▸ **Written exercise**: Reply with one number: the count of lines in the records below that hold "feeds".

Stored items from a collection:
________________________________________
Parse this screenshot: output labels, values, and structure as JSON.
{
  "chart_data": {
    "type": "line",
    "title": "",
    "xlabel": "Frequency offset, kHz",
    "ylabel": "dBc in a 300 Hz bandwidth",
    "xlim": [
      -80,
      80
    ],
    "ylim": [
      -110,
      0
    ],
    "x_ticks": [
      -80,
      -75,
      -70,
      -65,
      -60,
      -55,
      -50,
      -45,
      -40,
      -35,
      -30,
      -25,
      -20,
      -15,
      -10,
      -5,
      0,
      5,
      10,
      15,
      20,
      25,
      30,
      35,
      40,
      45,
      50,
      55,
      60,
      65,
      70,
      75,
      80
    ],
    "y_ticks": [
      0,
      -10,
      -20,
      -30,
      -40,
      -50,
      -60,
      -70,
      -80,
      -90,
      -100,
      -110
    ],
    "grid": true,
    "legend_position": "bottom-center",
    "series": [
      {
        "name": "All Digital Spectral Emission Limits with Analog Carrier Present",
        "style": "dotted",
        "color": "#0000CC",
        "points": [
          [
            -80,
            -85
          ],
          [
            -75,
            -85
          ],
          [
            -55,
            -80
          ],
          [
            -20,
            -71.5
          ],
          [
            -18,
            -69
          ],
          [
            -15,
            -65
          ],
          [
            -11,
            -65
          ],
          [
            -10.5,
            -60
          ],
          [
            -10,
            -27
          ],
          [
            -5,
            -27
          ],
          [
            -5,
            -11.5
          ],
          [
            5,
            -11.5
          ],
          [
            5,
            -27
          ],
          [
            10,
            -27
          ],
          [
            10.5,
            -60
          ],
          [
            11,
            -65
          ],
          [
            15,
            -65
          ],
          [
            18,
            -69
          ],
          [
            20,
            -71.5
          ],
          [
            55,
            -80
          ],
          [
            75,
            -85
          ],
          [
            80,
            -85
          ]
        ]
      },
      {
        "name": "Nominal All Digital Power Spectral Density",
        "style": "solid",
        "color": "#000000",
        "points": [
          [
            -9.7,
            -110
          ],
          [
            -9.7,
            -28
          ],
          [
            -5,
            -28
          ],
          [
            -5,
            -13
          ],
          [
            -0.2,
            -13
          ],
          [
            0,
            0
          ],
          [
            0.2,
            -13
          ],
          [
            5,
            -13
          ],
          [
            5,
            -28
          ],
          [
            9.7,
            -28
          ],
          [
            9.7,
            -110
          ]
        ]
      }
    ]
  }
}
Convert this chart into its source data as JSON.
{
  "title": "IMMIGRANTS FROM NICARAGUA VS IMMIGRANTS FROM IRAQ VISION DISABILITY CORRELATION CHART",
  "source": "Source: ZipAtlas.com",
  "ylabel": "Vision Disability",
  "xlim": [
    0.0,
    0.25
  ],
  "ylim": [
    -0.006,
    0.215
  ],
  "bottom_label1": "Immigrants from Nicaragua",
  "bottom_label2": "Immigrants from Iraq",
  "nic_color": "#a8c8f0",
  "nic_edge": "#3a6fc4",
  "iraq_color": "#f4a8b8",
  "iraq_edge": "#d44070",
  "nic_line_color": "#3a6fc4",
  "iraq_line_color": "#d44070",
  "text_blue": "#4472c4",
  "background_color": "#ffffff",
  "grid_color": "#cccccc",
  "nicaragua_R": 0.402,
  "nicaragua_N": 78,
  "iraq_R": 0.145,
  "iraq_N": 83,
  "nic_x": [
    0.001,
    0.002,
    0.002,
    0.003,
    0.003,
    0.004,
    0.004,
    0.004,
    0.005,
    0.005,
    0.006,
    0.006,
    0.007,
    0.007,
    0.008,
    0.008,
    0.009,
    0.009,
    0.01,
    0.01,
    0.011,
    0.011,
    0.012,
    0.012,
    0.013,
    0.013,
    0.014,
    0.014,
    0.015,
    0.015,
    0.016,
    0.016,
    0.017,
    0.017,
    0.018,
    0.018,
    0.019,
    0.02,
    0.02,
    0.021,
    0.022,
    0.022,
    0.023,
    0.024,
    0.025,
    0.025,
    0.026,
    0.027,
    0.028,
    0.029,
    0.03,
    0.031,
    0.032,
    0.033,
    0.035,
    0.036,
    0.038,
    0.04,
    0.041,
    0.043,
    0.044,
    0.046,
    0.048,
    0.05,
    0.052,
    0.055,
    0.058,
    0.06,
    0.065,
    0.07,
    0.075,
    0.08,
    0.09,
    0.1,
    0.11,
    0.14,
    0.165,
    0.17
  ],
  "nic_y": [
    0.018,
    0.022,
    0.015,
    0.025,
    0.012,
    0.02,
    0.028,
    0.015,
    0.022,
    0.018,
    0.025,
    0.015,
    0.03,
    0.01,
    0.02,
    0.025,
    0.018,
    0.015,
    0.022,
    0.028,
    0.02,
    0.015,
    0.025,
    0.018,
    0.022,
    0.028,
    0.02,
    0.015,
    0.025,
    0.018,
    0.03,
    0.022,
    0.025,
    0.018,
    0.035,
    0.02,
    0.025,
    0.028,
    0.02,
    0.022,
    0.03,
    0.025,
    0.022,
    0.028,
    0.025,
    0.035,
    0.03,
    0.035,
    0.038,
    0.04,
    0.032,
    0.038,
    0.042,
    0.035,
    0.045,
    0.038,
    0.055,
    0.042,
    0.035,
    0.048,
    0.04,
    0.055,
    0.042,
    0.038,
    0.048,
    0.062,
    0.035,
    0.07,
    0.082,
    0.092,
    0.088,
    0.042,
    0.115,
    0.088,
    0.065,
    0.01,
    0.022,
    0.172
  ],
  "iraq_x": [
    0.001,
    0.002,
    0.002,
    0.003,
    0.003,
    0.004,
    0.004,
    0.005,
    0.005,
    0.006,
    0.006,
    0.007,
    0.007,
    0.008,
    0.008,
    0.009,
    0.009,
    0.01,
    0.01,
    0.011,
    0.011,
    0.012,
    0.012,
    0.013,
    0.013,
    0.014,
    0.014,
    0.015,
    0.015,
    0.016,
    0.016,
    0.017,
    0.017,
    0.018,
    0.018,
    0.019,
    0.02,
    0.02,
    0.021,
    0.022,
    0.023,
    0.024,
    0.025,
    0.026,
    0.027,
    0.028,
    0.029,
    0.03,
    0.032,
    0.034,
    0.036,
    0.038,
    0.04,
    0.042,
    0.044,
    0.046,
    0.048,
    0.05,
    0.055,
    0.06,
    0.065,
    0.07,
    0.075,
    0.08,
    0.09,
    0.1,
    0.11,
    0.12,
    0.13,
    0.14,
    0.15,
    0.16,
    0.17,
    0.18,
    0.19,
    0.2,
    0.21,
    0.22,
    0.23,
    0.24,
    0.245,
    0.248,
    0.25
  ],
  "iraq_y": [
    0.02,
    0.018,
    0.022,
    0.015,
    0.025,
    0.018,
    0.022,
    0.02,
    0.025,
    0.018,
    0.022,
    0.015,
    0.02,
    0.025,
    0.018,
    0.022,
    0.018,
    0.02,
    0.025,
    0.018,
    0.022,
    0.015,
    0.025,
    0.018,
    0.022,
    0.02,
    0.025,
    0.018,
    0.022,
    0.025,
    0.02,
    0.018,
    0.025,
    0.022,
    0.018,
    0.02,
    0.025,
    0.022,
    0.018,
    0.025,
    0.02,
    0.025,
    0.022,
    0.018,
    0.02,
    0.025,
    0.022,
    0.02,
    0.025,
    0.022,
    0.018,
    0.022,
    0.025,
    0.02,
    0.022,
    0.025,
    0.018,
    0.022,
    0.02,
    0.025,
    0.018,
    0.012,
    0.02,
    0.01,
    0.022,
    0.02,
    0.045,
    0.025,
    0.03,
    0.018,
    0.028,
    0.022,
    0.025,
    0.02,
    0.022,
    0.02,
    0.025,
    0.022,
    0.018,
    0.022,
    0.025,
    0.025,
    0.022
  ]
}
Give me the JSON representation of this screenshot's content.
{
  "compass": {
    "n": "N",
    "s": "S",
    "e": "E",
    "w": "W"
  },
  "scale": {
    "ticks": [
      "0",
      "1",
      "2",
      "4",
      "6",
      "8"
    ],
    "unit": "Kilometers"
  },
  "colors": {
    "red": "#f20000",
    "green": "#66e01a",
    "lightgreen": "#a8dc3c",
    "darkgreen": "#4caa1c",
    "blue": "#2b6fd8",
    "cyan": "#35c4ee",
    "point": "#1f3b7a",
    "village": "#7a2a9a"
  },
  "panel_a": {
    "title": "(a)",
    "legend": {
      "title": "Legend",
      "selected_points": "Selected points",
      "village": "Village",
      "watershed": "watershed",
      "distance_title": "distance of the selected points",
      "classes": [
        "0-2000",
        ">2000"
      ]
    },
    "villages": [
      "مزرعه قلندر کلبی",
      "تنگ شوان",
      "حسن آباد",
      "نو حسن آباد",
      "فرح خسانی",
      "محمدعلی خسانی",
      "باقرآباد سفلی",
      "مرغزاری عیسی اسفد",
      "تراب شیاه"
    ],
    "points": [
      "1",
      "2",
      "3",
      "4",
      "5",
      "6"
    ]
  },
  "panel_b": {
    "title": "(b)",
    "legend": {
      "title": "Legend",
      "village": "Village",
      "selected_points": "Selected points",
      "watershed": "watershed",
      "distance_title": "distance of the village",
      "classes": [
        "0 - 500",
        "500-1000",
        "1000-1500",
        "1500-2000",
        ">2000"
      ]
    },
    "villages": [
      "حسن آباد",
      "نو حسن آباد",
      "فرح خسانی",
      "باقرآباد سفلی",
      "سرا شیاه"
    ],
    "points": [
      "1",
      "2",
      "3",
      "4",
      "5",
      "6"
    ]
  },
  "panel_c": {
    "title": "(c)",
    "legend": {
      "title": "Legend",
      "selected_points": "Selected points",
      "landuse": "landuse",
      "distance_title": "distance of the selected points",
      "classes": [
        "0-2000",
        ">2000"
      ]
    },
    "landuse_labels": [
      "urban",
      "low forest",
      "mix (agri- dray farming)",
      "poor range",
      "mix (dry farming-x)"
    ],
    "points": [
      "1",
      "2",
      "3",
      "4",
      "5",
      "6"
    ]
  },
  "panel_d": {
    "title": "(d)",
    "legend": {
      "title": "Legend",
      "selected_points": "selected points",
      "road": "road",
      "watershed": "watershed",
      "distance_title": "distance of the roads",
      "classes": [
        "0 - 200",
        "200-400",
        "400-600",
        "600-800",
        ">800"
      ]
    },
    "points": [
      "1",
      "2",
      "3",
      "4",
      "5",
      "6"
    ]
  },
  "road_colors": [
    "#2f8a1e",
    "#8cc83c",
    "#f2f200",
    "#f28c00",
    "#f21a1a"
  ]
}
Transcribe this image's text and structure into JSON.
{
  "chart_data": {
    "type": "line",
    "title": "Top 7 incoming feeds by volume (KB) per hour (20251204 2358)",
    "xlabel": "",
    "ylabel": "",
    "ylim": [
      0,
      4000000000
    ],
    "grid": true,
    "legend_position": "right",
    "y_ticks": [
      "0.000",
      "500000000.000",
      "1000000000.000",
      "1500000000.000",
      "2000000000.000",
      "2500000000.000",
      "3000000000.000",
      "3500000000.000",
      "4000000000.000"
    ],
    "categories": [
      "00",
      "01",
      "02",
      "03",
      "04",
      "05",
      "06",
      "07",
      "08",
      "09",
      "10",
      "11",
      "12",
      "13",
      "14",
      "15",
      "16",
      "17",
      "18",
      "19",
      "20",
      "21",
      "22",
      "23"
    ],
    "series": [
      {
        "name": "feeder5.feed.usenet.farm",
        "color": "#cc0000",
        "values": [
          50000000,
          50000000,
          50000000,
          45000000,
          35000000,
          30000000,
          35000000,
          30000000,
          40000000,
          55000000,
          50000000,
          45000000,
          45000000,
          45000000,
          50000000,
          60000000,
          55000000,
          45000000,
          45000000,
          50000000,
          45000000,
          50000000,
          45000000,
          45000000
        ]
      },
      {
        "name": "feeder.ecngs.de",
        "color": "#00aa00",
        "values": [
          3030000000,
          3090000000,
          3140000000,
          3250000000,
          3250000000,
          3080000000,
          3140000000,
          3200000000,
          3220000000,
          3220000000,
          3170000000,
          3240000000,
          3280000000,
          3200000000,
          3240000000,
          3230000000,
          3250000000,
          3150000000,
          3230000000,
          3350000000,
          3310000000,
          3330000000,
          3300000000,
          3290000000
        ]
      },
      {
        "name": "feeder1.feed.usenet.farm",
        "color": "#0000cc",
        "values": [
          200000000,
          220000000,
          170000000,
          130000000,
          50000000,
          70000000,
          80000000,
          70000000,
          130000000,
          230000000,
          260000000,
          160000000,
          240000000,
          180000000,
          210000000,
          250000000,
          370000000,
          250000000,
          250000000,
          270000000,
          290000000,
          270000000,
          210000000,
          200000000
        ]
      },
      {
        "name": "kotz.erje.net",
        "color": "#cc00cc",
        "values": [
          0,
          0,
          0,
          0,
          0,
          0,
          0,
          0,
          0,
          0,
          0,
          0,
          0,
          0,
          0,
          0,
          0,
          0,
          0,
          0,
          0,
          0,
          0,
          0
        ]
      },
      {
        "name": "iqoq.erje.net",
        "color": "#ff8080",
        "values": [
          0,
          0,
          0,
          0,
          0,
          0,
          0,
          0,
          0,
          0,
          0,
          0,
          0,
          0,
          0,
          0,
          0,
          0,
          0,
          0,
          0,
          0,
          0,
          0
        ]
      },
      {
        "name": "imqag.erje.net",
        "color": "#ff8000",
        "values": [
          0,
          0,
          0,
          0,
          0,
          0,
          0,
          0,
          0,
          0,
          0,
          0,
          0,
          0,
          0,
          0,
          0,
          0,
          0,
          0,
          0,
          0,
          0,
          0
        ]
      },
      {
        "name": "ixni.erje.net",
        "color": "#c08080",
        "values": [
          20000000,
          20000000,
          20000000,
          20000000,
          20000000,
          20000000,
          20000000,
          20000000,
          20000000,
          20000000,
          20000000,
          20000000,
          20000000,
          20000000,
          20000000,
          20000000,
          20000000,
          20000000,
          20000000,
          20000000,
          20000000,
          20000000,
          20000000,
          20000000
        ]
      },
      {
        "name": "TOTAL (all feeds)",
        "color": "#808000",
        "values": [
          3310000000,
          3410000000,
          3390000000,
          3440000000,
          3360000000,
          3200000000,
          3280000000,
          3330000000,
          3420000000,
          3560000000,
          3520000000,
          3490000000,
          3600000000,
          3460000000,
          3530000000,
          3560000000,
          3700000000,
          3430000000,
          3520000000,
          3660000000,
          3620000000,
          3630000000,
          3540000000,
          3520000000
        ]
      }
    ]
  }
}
________________________________________
▸ **Solved exercise**: 2